Make an exact copy of the lines, leaving the pictures out.

[begin Material provided]

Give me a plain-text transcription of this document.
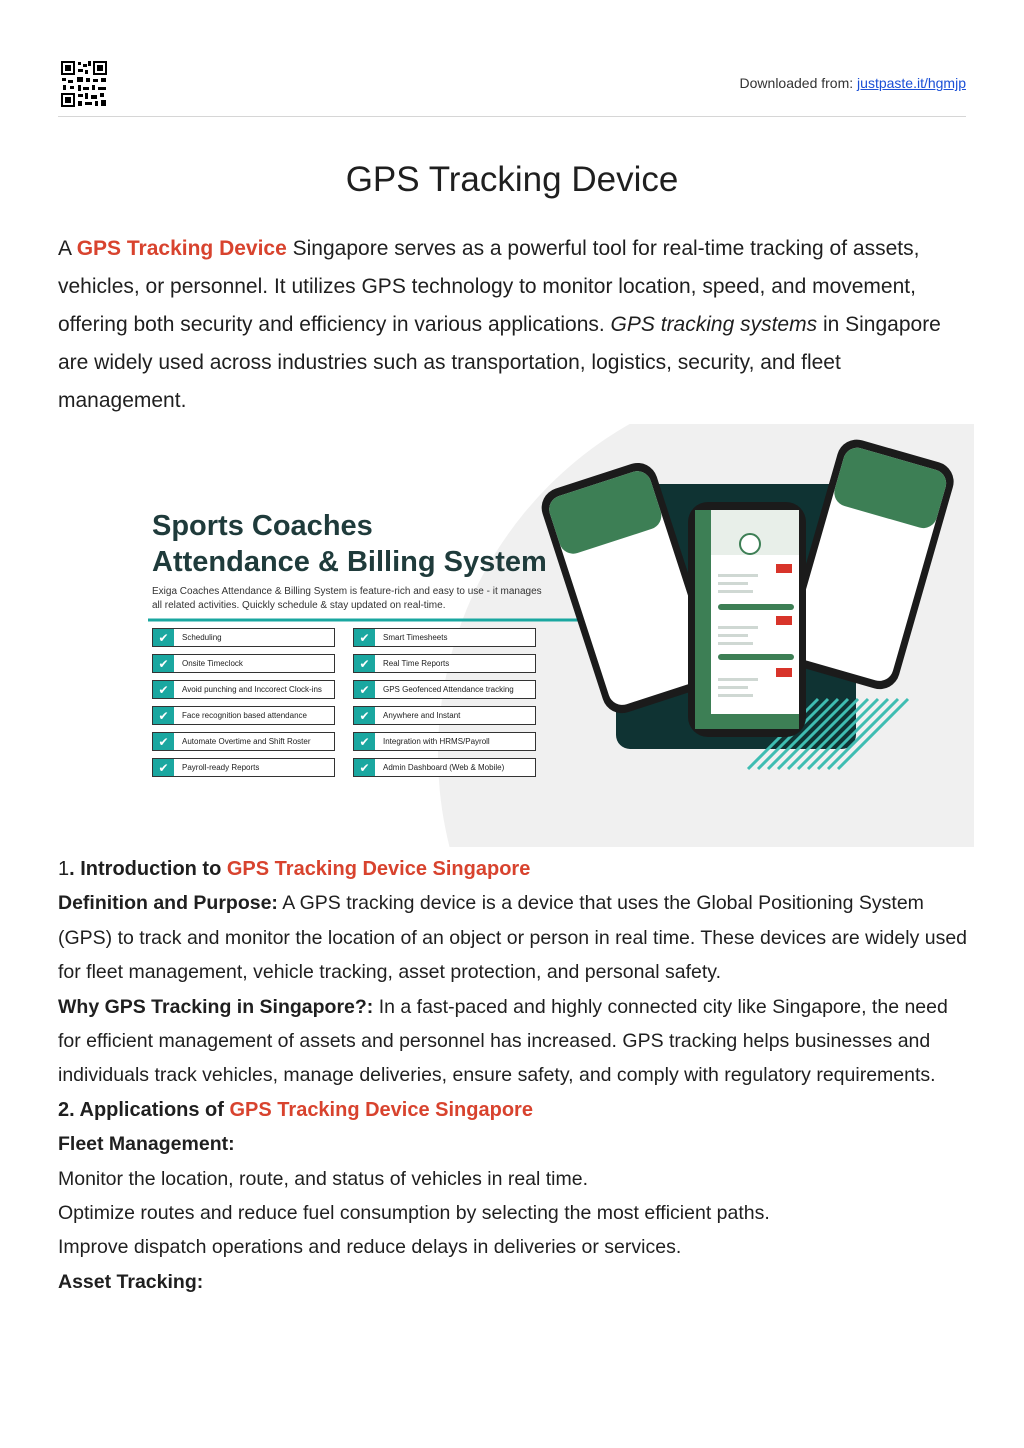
Downloaded from: justpaste.it/hgmjp
GPS Tracking Device

A GPS Tracking Device Singapore serves as a powerful tool for real-time tracking of assets, vehicles, or personnel. It utilizes GPS technology to monitor location, speed, and movement, offering both security and efficiency in various applications. GPS tracking systems in Singapore are widely used across industries such as transportation, logistics, security, and fleet management.

Sports Coaches
Attendance & Billing System
Exiga Coaches Attendance & Billing System is feature-rich and easy to use - it manages
all related activities. Quickly schedule & stay updated on real-time.
✔	Scheduling
✔	Onsite Timeclock
✔	Avoid punching and Inccorect Clock-ins
✔	Face recognition based attendance
✔	Automate Overtime and Shift Roster
✔	Payroll-ready Reports
✔	Smart Timesheets
✔	Real Time Reports
✔	GPS Geofenced Attendance tracking
✔	Anywhere and Instant
✔	Integration with HRMS/Payroll
✔	Admin Dashboard (Web & Mobile)

1. Introduction to GPS Tracking Device Singapore

Definition and Purpose: A GPS tracking device is a device that uses the Global Positioning System (GPS) to track and monitor the location of an object or person in real time. These devices are widely used for fleet management, vehicle tracking, asset protection, and personal safety.

Why GPS Tracking in Singapore?: In a fast-paced and highly connected city like Singapore, the need for efficient management of assets and personnel has increased. GPS tracking helps businesses and individuals track vehicles, manage deliveries, ensure safety, and comply with regulatory requirements.

2. Applications of GPS Tracking Device Singapore

Fleet Management:

Monitor the location, route, and status of vehicles in real time.

Optimize routes and reduce fuel consumption by selecting the most efficient paths.

Improve dispatch operations and reduce delays in deliveries or services.

Asset Tracking:
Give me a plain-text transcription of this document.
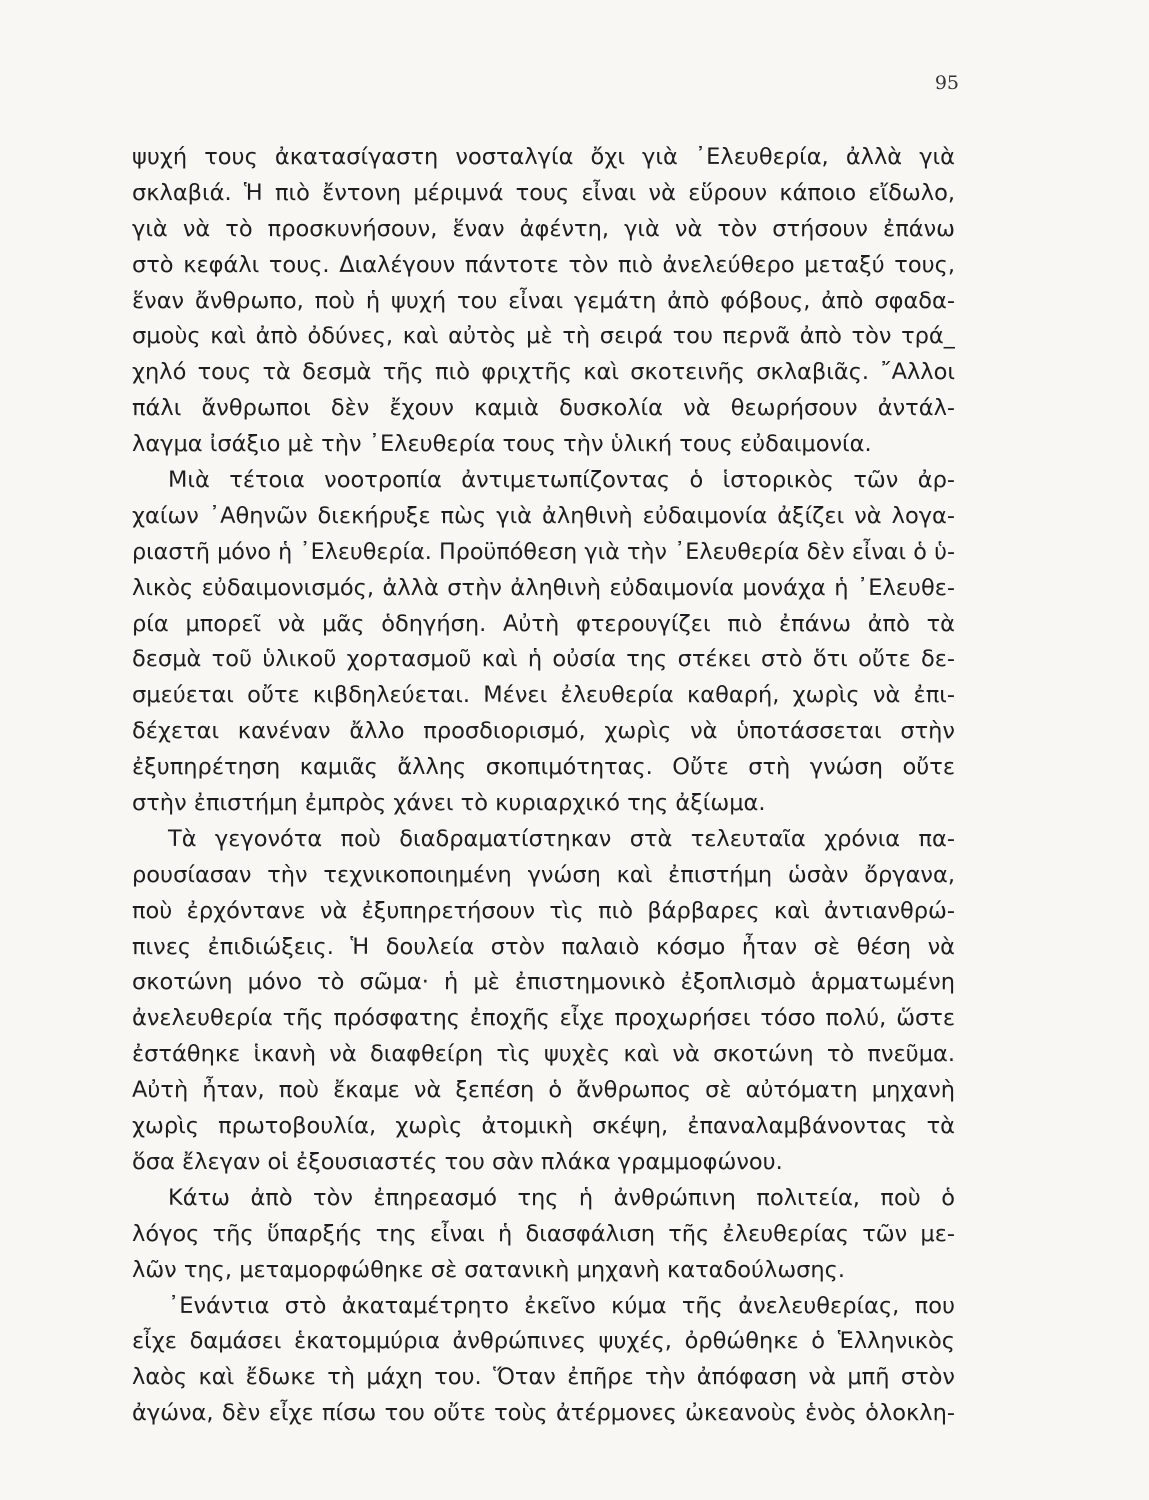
95
ψυχή τους ἀκατασίγαστη νοσταλγία ὄχι γιὰ ᾿Ελευθερία, ἀλλὰ γιὰ
σκλαβιά. Ἡ πιὸ ἔντονη μέριμνά τους εἶναι νὰ εὕρουν κάποιο εἴδωλο,
γιὰ νὰ τὸ προσκυνήσουν, ἕναν ἀφέντη, γιὰ νὰ τὸν στήσουν ἐπάνω
στὸ κεφάλι τους. Διαλέγουν πάντοτε τὸν πιὸ ἀνελεύθερο μεταξύ τους,
ἕναν ἄνθρωπο, ποὺ ἡ ψυχή του εἶναι γεμάτη ἀπὸ φόβους, ἀπὸ σφαδα-
σμοὺς καὶ ἀπὸ ὀδύνες, καὶ αὐτὸς μὲ τὴ σειρά του περνᾶ ἀπὸ τὸν τρά_
χηλό τους τὰ δεσμὰ τῆς πιὸ φριχτῆς καὶ σκοτεινῆς σκλαβιᾶς. ῎Αλλοι
πάλι ἄνθρωποι δὲν ἔχουν καμιὰ δυσκολία νὰ θεωρήσουν ἀντάλ-
λαγμα ἰσάξιο μὲ τὴν ᾿Ελευθερία τους τὴν ὑλική τους εὐδαιμονία.
Μιὰ τέτοια νοοτροπία ἀντιμετωπίζοντας ὁ ἱστορικὸς τῶν ἀρ-
χαίων ᾿Αθηνῶν διεκήρυξε πὼς γιὰ ἀληθινὴ εὐδαιμονία ἀξίζει νὰ λογα-
ριαστῆ μόνο ἡ ᾿Ελευθερία. Προϋπόθεση γιὰ τὴν ᾿Ελευθερία δὲν εἶναι ὁ ὑ-
λικὸς εὐδαιμονισμός, ἀλλὰ στὴν ἀληθινὴ εὐδαιμονία μονάχα ἡ ᾿Ελευθε-
ρία μπορεῖ νὰ μᾶς ὁδηγήση. Αὐτὴ φτερουγίζει πιὸ ἐπάνω ἀπὸ τὰ
δεσμὰ τοῦ ὑλικοῦ χορτασμοῦ καὶ ἡ οὐσία της στέκει στὸ ὅτι οὔτε δε-
σμεύεται οὔτε κιβδηλεύεται. Μένει ἐλευθερία καθαρή, χωρὶς νὰ ἐπι-
δέχεται κανέναν ἄλλο προσδιορισμό, χωρὶς νὰ ὑποτάσσεται στὴν
ἐξυπηρέτηση καμιᾶς ἄλλης σκοπιμότητας. Οὔτε στὴ γνώση οὔτε
στὴν ἐπιστήμη ἐμπρὸς χάνει τὸ κυριαρχικό της ἀξίωμα.
Τὰ γεγονότα ποὺ διαδραματίστηκαν στὰ τελευταῖα χρόνια πα-
ρουσίασαν τὴν τεχνικοποιημένη γνώση καὶ ἐπιστήμη ὡσὰν ὄργανα,
ποὺ ἐρχόντανε νὰ ἐξυπηρετήσουν τὶς πιὸ βάρβαρες καὶ ἀντιανθρώ-
πινες ἐπιδιώξεις. Ἡ δουλεία στὸν παλαιὸ κόσμο ἦταν σὲ θέση νὰ
σκοτώνη μόνο τὸ σῶμα· ἡ μὲ ἐπιστημονικὸ ἐξοπλισμὸ ἁρματωμένη
ἀνελευθερία τῆς πρόσφατης ἐποχῆς εἶχε προχωρήσει τόσο πολύ, ὥστε
ἐστάθηκε ἱκανὴ νὰ διαφθείρη τὶς ψυχὲς καὶ νὰ σκοτώνη τὸ πνεῦμα.
Αὐτὴ ἦταν, ποὺ ἔκαμε νὰ ξεπέση ὁ ἄνθρωπος σὲ αὐτόματη μηχανὴ
χωρὶς πρωτοβουλία, χωρὶς ἀτομικὴ σκέψη, ἐπαναλαμβάνοντας τὰ
ὅσα ἔλεγαν οἱ ἐξουσιαστές του σὰν πλάκα γραμμοφώνου.
Κάτω ἀπὸ τὸν ἐπηρεασμό της ἡ ἀνθρώπινη πολιτεία, ποὺ ὁ
λόγος τῆς ὕπαρξής της εἶναι ἡ διασφάλιση τῆς ἐλευθερίας τῶν με-
λῶν της, μεταμορφώθηκε σὲ σατανικὴ μηχανὴ καταδούλωσης.
᾿Ενάντια στὸ ἀκαταμέτρητο ἐκεῖνο κύμα τῆς ἀνελευθερίας, που
εἶχε δαμάσει ἑκατομμύρια ἀνθρώπινες ψυχές, ὀρθώθηκε ὁ Ἑλληνικὸς
λαὸς καὶ ἔδωκε τὴ μάχη του. Ὅταν ἐπῆρε τὴν ἀπόφαση νὰ μπῆ στὸν
ἀγώνα, δὲν εἶχε πίσω του οὔτε τοὺς ἀτέρμονες ὠκεανοὺς ἑνὸς ὁλοκλη-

[end Material provided]

◆ **Result of this exercise**:
Give me a plain-text transcription of this document.
Downloaded from: justpaste.it/hgmjp
GPS Tracking Device

A GPS Tracking Device Singapore serves as a powerful tool for real-time tracking of assets, vehicles, or personnel. It utilizes GPS technology to monitor location, speed, and movement, offering both security and efficiency in various applications. GPS tracking systems in Singapore are widely used across industries such as transportation, logistics, security, and fleet management.

Sports Coaches
Attendance & Billing System
Exiga Coaches Attendance & Billing System is feature-rich and easy to use - it manages
all related activities. Quickly schedule & stay updated on real-time.
✔	Scheduling
✔	Onsite Timeclock
✔	Avoid punching and Inccorect Clock-ins
✔	Face recognition based attendance
✔	Automate Overtime and Shift Roster
✔	Payroll-ready Reports
✔	Smart Timesheets
✔	Real Time Reports
✔	GPS Geofenced Attendance tracking
✔	Anywhere and Instant
✔	Integration with HRMS/Payroll
✔	Admin Dashboard (Web & Mobile)

1. Introduction to GPS Tracking Device Singapore

Definition and Purpose: A GPS tracking device is a device that uses the Global Positioning System (GPS) to track and monitor the location of an object or person in real time. These devices are widely used for fleet management, vehicle tracking, asset protection, and personal safety.

Why GPS Tracking in Singapore?: In a fast-paced and highly connected city like Singapore, the need for efficient management of assets and personnel has increased. GPS tracking helps businesses and individuals track vehicles, manage deliveries, ensure safety, and comply with regulatory requirements.

2. Applications of GPS Tracking Device Singapore

Fleet Management:

Monitor the location, route, and status of vehicles in real time.

Optimize routes and reduce fuel consumption by selecting the most efficient paths.

Improve dispatch operations and reduce delays in deliveries or services.

Asset Tracking:
Give me a plain-text transcription of this document.
95
ψυχή τους ἀκατασίγαστη νοσταλγία ὄχι γιὰ ᾿Ελευθερία, ἀλλὰ γιὰ
σκλαβιά. Ἡ πιὸ ἔντονη μέριμνά τους εἶναι νὰ εὕρουν κάποιο εἴδωλο,
γιὰ νὰ τὸ προσκυνήσουν, ἕναν ἀφέντη, γιὰ νὰ τὸν στήσουν ἐπάνω
στὸ κεφάλι τους. Διαλέγουν πάντοτε τὸν πιὸ ἀνελεύθερο μεταξύ τους,
ἕναν ἄνθρωπο, ποὺ ἡ ψυχή του εἶναι γεμάτη ἀπὸ φόβους, ἀπὸ σφαδα-
σμοὺς καὶ ἀπὸ ὀδύνες, καὶ αὐτὸς μὲ τὴ σειρά του περνᾶ ἀπὸ τὸν τρά_
χηλό τους τὰ δεσμὰ τῆς πιὸ φριχτῆς καὶ σκοτεινῆς σκλαβιᾶς. ῎Αλλοι
πάλι ἄνθρωποι δὲν ἔχουν καμιὰ δυσκολία νὰ θεωρήσουν ἀντάλ-
λαγμα ἰσάξιο μὲ τὴν ᾿Ελευθερία τους τὴν ὑλική τους εὐδαιμονία.
Μιὰ τέτοια νοοτροπία ἀντιμετωπίζοντας ὁ ἱστορικὸς τῶν ἀρ-
χαίων ᾿Αθηνῶν διεκήρυξε πὼς γιὰ ἀληθινὴ εὐδαιμονία ἀξίζει νὰ λογα-
ριαστῆ μόνο ἡ ᾿Ελευθερία. Προϋπόθεση γιὰ τὴν ᾿Ελευθερία δὲν εἶναι ὁ ὑ-
λικὸς εὐδαιμονισμός, ἀλλὰ στὴν ἀληθινὴ εὐδαιμονία μονάχα ἡ ᾿Ελευθε-
ρία μπορεῖ νὰ μᾶς ὁδηγήση. Αὐτὴ φτερουγίζει πιὸ ἐπάνω ἀπὸ τὰ
δεσμὰ τοῦ ὑλικοῦ χορτασμοῦ καὶ ἡ οὐσία της στέκει στὸ ὅτι οὔτε δε-
σμεύεται οὔτε κιβδηλεύεται. Μένει ἐλευθερία καθαρή, χωρὶς νὰ ἐπι-
δέχεται κανέναν ἄλλο προσδιορισμό, χωρὶς νὰ ὑποτάσσεται στὴν
ἐξυπηρέτηση καμιᾶς ἄλλης σκοπιμότητας. Οὔτε στὴ γνώση οὔτε
στὴν ἐπιστήμη ἐμπρὸς χάνει τὸ κυριαρχικό της ἀξίωμα.
Τὰ γεγονότα ποὺ διαδραματίστηκαν στὰ τελευταῖα χρόνια πα-
ρουσίασαν τὴν τεχνικοποιημένη γνώση καὶ ἐπιστήμη ὡσὰν ὄργανα,
ποὺ ἐρχόντανε νὰ ἐξυπηρετήσουν τὶς πιὸ βάρβαρες καὶ ἀντιανθρώ-
πινες ἐπιδιώξεις. Ἡ δουλεία στὸν παλαιὸ κόσμο ἦταν σὲ θέση νὰ
σκοτώνη μόνο τὸ σῶμα· ἡ μὲ ἐπιστημονικὸ ἐξοπλισμὸ ἁρματωμένη
ἀνελευθερία τῆς πρόσφατης ἐποχῆς εἶχε προχωρήσει τόσο πολύ, ὥστε
ἐστάθηκε ἱκανὴ νὰ διαφθείρη τὶς ψυχὲς καὶ νὰ σκοτώνη τὸ πνεῦμα.
Αὐτὴ ἦταν, ποὺ ἔκαμε νὰ ξεπέση ὁ ἄνθρωπος σὲ αὐτόματη μηχανὴ
χωρὶς πρωτοβουλία, χωρὶς ἀτομικὴ σκέψη, ἐπαναλαμβάνοντας τὰ
ὅσα ἔλεγαν οἱ ἐξουσιαστές του σὰν πλάκα γραμμοφώνου.
Κάτω ἀπὸ τὸν ἐπηρεασμό της ἡ ἀνθρώπινη πολιτεία, ποὺ ὁ
λόγος τῆς ὕπαρξής της εἶναι ἡ διασφάλιση τῆς ἐλευθερίας τῶν με-
λῶν της, μεταμορφώθηκε σὲ σατανικὴ μηχανὴ καταδούλωσης.
᾿Ενάντια στὸ ἀκαταμέτρητο ἐκεῖνο κύμα τῆς ἀνελευθερίας, που
εἶχε δαμάσει ἑκατομμύρια ἀνθρώπινες ψυχές, ὀρθώθηκε ὁ Ἑλληνικὸς
λαὸς καὶ ἔδωκε τὴ μάχη του. Ὅταν ἐπῆρε τὴν ἀπόφαση νὰ μπῆ στὸν
ἀγώνα, δὲν εἶχε πίσω του οὔτε τοὺς ἀτέρμονες ὠκεανοὺς ἑνὸς ὁλοκλη-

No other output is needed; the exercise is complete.